[Records from a collection of figures]
------

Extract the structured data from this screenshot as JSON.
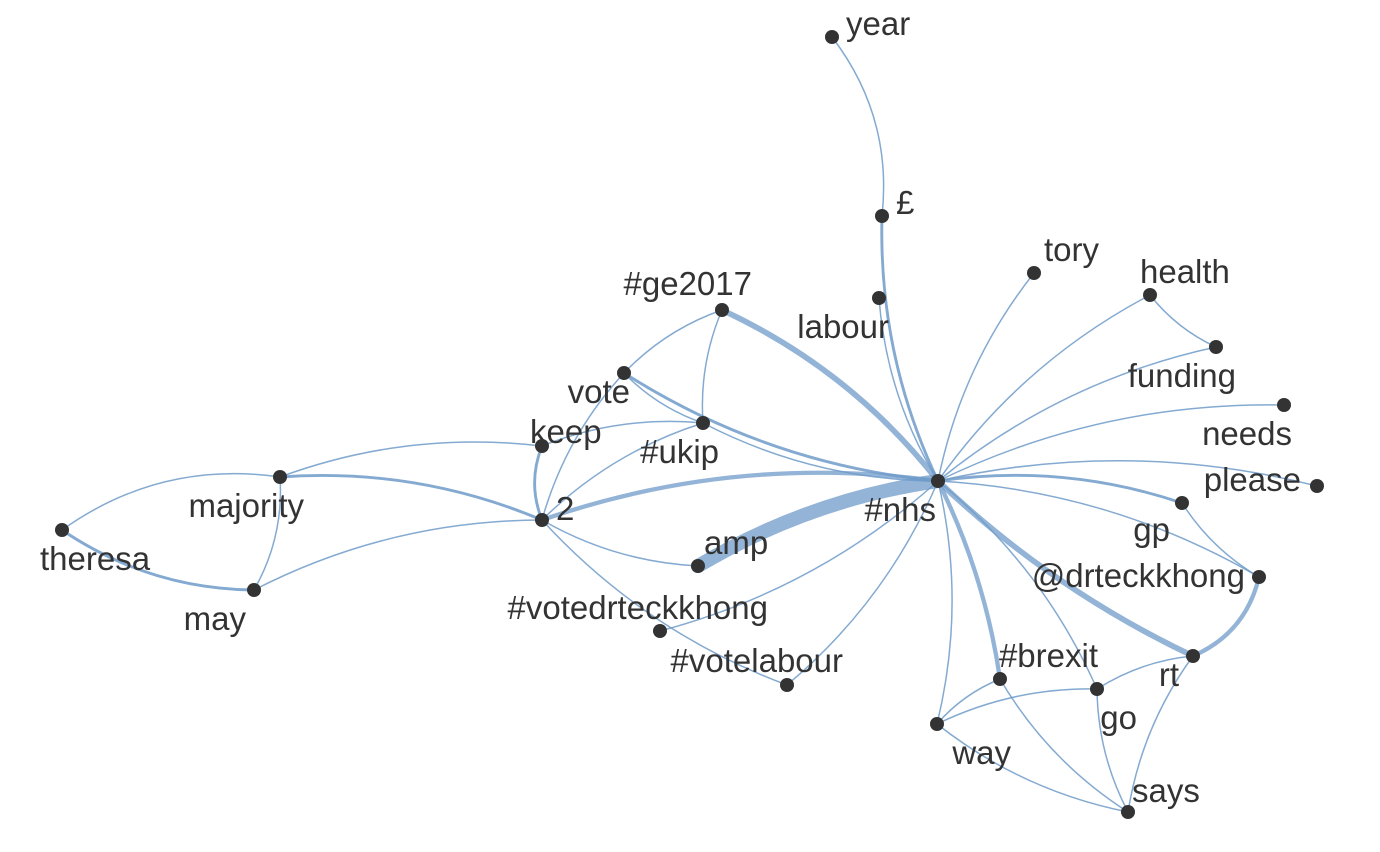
{
  "colors": {
    "edge": "#6f9bc9",
    "node": "#333333",
    "label": "#333333",
    "background": "#ffffff"
  },
  "nodes": [
    {
      "id": "year",
      "label": "year"
    },
    {
      "id": "pound",
      "label": "£"
    },
    {
      "id": "tory",
      "label": "tory"
    },
    {
      "id": "health",
      "label": "health"
    },
    {
      "id": "labour",
      "label": "labour"
    },
    {
      "id": "ge2017",
      "label": "#ge2017"
    },
    {
      "id": "funding",
      "label": "funding"
    },
    {
      "id": "vote",
      "label": "vote"
    },
    {
      "id": "needs",
      "label": "needs"
    },
    {
      "id": "keep",
      "label": "keep"
    },
    {
      "id": "ukip",
      "label": "#ukip"
    },
    {
      "id": "please",
      "label": "please"
    },
    {
      "id": "majority",
      "label": "majority"
    },
    {
      "id": "nhs",
      "label": "#nhs"
    },
    {
      "id": "two",
      "label": "2"
    },
    {
      "id": "gp",
      "label": "gp"
    },
    {
      "id": "theresa",
      "label": "theresa"
    },
    {
      "id": "amp",
      "label": "amp"
    },
    {
      "id": "drteckkhong",
      "label": "@drteckkhong"
    },
    {
      "id": "may",
      "label": "may"
    },
    {
      "id": "votedrteckkhong",
      "label": "#votedrteckkhong"
    },
    {
      "id": "votelabour",
      "label": "#votelabour"
    },
    {
      "id": "brexit",
      "label": "#brexit"
    },
    {
      "id": "rt",
      "label": "rt"
    },
    {
      "id": "go",
      "label": "go"
    },
    {
      "id": "way",
      "label": "way"
    },
    {
      "id": "says",
      "label": "says"
    }
  ],
  "edges": [
    {
      "source": "year",
      "target": "pound",
      "weight": 1
    },
    {
      "source": "pound",
      "target": "nhs",
      "weight": 2
    },
    {
      "source": "tory",
      "target": "nhs",
      "weight": 1
    },
    {
      "source": "health",
      "target": "nhs",
      "weight": 1
    },
    {
      "source": "health",
      "target": "funding",
      "weight": 1
    },
    {
      "source": "funding",
      "target": "nhs",
      "weight": 1
    },
    {
      "source": "labour",
      "target": "nhs",
      "weight": 1
    },
    {
      "source": "needs",
      "target": "nhs",
      "weight": 1
    },
    {
      "source": "please",
      "target": "nhs",
      "weight": 1
    },
    {
      "source": "gp",
      "target": "nhs",
      "weight": 2
    },
    {
      "source": "gp",
      "target": "drteckkhong",
      "weight": 1
    },
    {
      "source": "drteckkhong",
      "target": "nhs",
      "weight": 1
    },
    {
      "source": "drteckkhong",
      "target": "rt",
      "weight": 3
    },
    {
      "source": "rt",
      "target": "nhs",
      "weight": 4
    },
    {
      "source": "rt",
      "target": "says",
      "weight": 1
    },
    {
      "source": "rt",
      "target": "go",
      "weight": 1
    },
    {
      "source": "ge2017",
      "target": "nhs",
      "weight": 4
    },
    {
      "source": "ge2017",
      "target": "vote",
      "weight": 1
    },
    {
      "source": "ge2017",
      "target": "ukip",
      "weight": 1
    },
    {
      "source": "vote",
      "target": "nhs",
      "weight": 2
    },
    {
      "source": "vote",
      "target": "ukip",
      "weight": 1
    },
    {
      "source": "vote",
      "target": "two",
      "weight": 1
    },
    {
      "source": "keep",
      "target": "two",
      "weight": 2
    },
    {
      "source": "keep",
      "target": "majority",
      "weight": 1
    },
    {
      "source": "ukip",
      "target": "nhs",
      "weight": 1
    },
    {
      "source": "ukip",
      "target": "two",
      "weight": 1
    },
    {
      "source": "ukip",
      "target": "keep",
      "weight": 1
    },
    {
      "source": "two",
      "target": "nhs",
      "weight": 3
    },
    {
      "source": "two",
      "target": "amp",
      "weight": 1
    },
    {
      "source": "two",
      "target": "majority",
      "weight": 2
    },
    {
      "source": "two",
      "target": "may",
      "weight": 1
    },
    {
      "source": "two",
      "target": "votelabour",
      "weight": 1
    },
    {
      "source": "amp",
      "target": "nhs",
      "weight": 10
    },
    {
      "source": "majority",
      "target": "theresa",
      "weight": 1
    },
    {
      "source": "majority",
      "target": "may",
      "weight": 1
    },
    {
      "source": "theresa",
      "target": "may",
      "weight": 2
    },
    {
      "source": "votedrteckkhong",
      "target": "nhs",
      "weight": 1
    },
    {
      "source": "votelabour",
      "target": "nhs",
      "weight": 1
    },
    {
      "source": "brexit",
      "target": "nhs",
      "weight": 3
    },
    {
      "source": "brexit",
      "target": "way",
      "weight": 1
    },
    {
      "source": "brexit",
      "target": "says",
      "weight": 1
    },
    {
      "source": "go",
      "target": "nhs",
      "weight": 1
    },
    {
      "source": "go",
      "target": "way",
      "weight": 1
    },
    {
      "source": "go",
      "target": "says",
      "weight": 1
    },
    {
      "source": "way",
      "target": "nhs",
      "weight": 1
    },
    {
      "source": "way",
      "target": "says",
      "weight": 1
    }
  ]
}
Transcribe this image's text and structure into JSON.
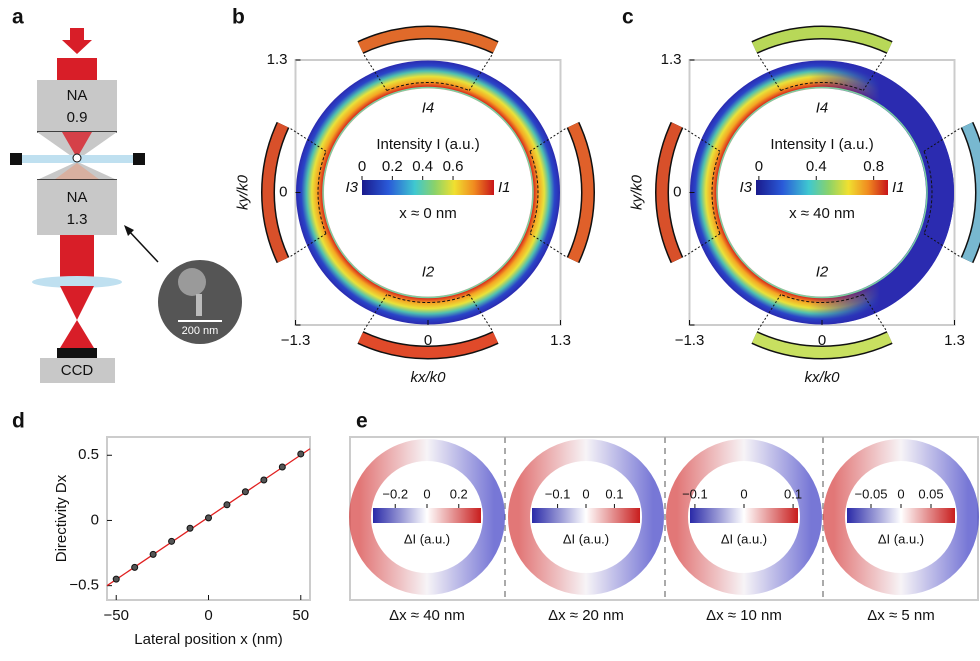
{
  "panel_labels": [
    "a",
    "b",
    "c",
    "d",
    "e"
  ],
  "setup": {
    "objective_top": [
      "NA",
      "0.9"
    ],
    "objective_bottom": [
      "NA",
      "1.3"
    ],
    "detector": "CCD",
    "scale_bar": "200 nm"
  },
  "maps": [
    {
      "xlabel": "kx/k0",
      "ylabel": "ky/k0",
      "xlim": [
        -1.3,
        1.3
      ],
      "xticks": [
        {
          "value": -1.3,
          "label": "−1.3"
        },
        0,
        1.3
      ],
      "ylim": [
        -1.3,
        1.3
      ],
      "yticks": [
        {
          "value": -1.3,
          "label": "−1.3"
        },
        0,
        1.3
      ],
      "regions": [
        "I4",
        "I2"
      ],
      "colorbar": {
        "title": "Intensity I (a.u.)",
        "lim": [
          0,
          0.87
        ],
        "ticks": [
          0,
          0.2,
          0.4,
          0.6
        ],
        "left": "I3",
        "right": "I1",
        "note": "x ≈ 0 nm"
      }
    },
    {
      "xlabel": "kx/k0",
      "ylabel": "ky/k0",
      "xlim": [
        -1.3,
        1.3
      ],
      "xticks": [
        {
          "value": -1.3,
          "label": "−1.3"
        },
        0,
        1.3
      ],
      "ylim": [
        -1.3,
        1.3
      ],
      "yticks": [
        {
          "value": -1.3,
          "label": "−1.3"
        },
        0,
        1.3
      ],
      "regions": [
        "I4",
        "I2"
      ],
      "colorbar": {
        "title": "Intensity I (a.u.)",
        "lim": [
          -0.02,
          0.9
        ],
        "ticks": [
          0,
          0.4,
          0.8
        ],
        "left": "I3",
        "right": "I1",
        "note": "x ≈ 40 nm"
      }
    }
  ],
  "chart_data": {
    "type": "scatter",
    "xlabel": "Lateral position x (nm)",
    "ylabel": "Directivity Dx",
    "x": [
      -50,
      -40,
      -30,
      -20,
      -10,
      0,
      10,
      20,
      30,
      40,
      50
    ],
    "values": [
      -0.45,
      -0.36,
      -0.26,
      -0.16,
      -0.06,
      0.02,
      0.12,
      0.22,
      0.31,
      0.41,
      0.51
    ],
    "color": "#555555",
    "fit": {
      "x": [
        -55,
        55
      ],
      "values": [
        -0.5,
        0.55
      ],
      "color": "#e02020"
    },
    "xlim": [
      -55,
      55
    ],
    "xticks": [
      {
        "value": -50,
        "label": "−50"
      },
      0,
      50
    ],
    "ylim": [
      -0.61,
      0.64
    ],
    "yticks": [
      {
        "value": -0.5,
        "label": "−0.5"
      },
      0,
      0.5
    ]
  },
  "difference_maps": [
    {
      "caption": "Δx ≈ 40 nm",
      "colorbar": {
        "title": "ΔI (a.u.)",
        "lim": [
          -0.34,
          0.34
        ],
        "ticks": [
          {
            "value": -0.2,
            "label": "−0.2"
          },
          0,
          0.2
        ]
      }
    },
    {
      "caption": "Δx ≈ 20 nm",
      "colorbar": {
        "title": "ΔI (a.u.)",
        "lim": [
          -0.19,
          0.19
        ],
        "ticks": [
          {
            "value": -0.1,
            "label": "−0.1"
          },
          0,
          0.1
        ]
      }
    },
    {
      "caption": "Δx ≈ 10 nm",
      "colorbar": {
        "title": "ΔI (a.u.)",
        "lim": [
          -0.11,
          0.11
        ],
        "ticks": [
          {
            "value": -0.1,
            "label": "−0.1"
          },
          0,
          0.1
        ]
      }
    },
    {
      "caption": "Δx ≈ 5 nm",
      "colorbar": {
        "title": "ΔI (a.u.)",
        "lim": [
          -0.09,
          0.09
        ],
        "ticks": [
          {
            "value": -0.05,
            "label": "−0.05"
          },
          0,
          0.05
        ]
      }
    }
  ]
}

------

▶ **TASK STATEMENT**
For each line in the data above that contains the string "votedrteckkhong", extract the line.

▶ **RESULT OF THE TASK**
      "id": "votedrteckkhong",
      "label": "#votedrteckkhong"
      "source": "votedrteckkhong",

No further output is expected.